- Exercise goal:
Each line from the one that contains "Extract the structured" to the end of the material must be set down exactly, and no line before it.

- Provided records:

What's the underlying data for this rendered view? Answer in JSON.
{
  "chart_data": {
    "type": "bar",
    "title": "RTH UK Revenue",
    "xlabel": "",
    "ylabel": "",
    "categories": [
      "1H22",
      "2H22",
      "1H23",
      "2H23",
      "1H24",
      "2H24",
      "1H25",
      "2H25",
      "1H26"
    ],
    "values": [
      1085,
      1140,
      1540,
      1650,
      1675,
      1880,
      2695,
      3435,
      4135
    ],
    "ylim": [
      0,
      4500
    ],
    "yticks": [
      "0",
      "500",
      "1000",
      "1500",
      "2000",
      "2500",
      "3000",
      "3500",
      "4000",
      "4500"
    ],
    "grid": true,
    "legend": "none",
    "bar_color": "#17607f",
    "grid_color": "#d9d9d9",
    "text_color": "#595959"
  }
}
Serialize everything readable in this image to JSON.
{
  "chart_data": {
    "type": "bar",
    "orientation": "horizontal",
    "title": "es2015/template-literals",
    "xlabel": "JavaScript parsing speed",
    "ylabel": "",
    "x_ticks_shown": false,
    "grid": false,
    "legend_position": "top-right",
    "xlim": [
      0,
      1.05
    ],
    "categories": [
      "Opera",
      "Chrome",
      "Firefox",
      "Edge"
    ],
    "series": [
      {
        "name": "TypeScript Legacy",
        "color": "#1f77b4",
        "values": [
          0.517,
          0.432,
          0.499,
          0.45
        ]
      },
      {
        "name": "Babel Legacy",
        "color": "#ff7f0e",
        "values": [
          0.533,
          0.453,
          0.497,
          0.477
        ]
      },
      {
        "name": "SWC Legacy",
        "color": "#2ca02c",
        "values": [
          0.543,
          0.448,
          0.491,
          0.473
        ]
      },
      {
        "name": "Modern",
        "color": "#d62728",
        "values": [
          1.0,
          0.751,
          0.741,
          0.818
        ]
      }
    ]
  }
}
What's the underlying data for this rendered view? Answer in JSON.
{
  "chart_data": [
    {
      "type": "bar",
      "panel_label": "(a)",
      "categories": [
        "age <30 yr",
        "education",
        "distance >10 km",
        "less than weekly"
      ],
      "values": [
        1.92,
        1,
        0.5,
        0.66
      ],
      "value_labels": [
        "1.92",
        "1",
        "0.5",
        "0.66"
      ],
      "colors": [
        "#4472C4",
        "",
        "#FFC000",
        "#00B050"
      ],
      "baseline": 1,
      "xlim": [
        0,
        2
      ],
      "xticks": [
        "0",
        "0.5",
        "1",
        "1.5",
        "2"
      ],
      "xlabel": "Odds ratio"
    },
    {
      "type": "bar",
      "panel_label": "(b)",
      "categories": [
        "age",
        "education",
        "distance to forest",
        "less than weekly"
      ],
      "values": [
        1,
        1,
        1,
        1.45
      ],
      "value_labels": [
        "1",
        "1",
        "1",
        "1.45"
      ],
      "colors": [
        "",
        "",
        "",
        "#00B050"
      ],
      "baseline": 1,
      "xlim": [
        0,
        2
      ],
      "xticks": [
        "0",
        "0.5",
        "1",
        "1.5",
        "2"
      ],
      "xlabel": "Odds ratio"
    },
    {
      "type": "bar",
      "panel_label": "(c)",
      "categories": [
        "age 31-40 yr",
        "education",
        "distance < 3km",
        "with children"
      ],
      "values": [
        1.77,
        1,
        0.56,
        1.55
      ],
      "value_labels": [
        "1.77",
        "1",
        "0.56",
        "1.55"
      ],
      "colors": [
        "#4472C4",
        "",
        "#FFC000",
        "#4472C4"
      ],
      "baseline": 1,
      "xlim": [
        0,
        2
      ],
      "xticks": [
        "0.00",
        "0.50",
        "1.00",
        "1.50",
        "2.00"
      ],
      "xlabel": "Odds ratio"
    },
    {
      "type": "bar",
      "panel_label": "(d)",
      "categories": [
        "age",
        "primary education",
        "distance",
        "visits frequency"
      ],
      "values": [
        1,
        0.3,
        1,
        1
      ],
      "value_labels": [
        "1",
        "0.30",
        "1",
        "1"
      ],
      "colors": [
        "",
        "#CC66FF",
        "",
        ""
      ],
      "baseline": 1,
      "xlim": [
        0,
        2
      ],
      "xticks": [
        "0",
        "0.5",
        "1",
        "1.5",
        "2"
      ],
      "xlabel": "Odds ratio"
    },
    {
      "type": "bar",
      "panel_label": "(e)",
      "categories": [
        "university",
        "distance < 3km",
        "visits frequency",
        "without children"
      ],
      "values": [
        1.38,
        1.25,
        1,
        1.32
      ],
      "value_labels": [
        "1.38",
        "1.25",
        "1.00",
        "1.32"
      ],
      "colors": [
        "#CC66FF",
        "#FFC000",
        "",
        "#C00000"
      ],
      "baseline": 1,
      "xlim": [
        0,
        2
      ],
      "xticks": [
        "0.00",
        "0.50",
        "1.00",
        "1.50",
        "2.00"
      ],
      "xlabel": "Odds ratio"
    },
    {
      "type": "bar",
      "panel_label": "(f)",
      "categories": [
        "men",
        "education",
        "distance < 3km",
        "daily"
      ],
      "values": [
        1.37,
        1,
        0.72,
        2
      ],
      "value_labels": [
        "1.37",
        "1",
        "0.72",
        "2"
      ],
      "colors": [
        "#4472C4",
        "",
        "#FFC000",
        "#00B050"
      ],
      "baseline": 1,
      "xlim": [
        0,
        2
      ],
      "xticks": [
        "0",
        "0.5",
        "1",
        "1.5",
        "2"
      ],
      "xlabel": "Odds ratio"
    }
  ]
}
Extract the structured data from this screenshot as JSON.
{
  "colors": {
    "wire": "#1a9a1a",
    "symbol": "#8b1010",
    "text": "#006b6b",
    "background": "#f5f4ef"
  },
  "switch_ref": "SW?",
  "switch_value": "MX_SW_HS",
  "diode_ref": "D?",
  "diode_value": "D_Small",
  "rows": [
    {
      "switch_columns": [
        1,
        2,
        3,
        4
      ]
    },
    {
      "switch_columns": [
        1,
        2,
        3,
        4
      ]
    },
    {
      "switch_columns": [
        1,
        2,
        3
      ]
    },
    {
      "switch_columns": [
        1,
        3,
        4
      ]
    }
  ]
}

- Solution to this problem:
Extract the structured data from this screenshot as JSON.
{
  "colors": {
    "wire": "#1a9a1a",
    "symbol": "#8b1010",
    "text": "#006b6b",
    "background": "#f5f4ef"
  },
  "switch_ref": "SW?",
  "switch_value": "MX_SW_HS",
  "diode_ref": "D?",
  "diode_value": "D_Small",
  "rows": [
    {
      "switch_columns": [
        1,
        2,
        3,
        4
      ]
    },
    {
      "switch_columns": [
        1,
        2,
        3,
        4
      ]
    },
    {
      "switch_columns": [
        1,
        2,
        3
      ]
    },
    {
      "switch_columns": [
        1,
        3,
        4
      ]
    }
  ]
}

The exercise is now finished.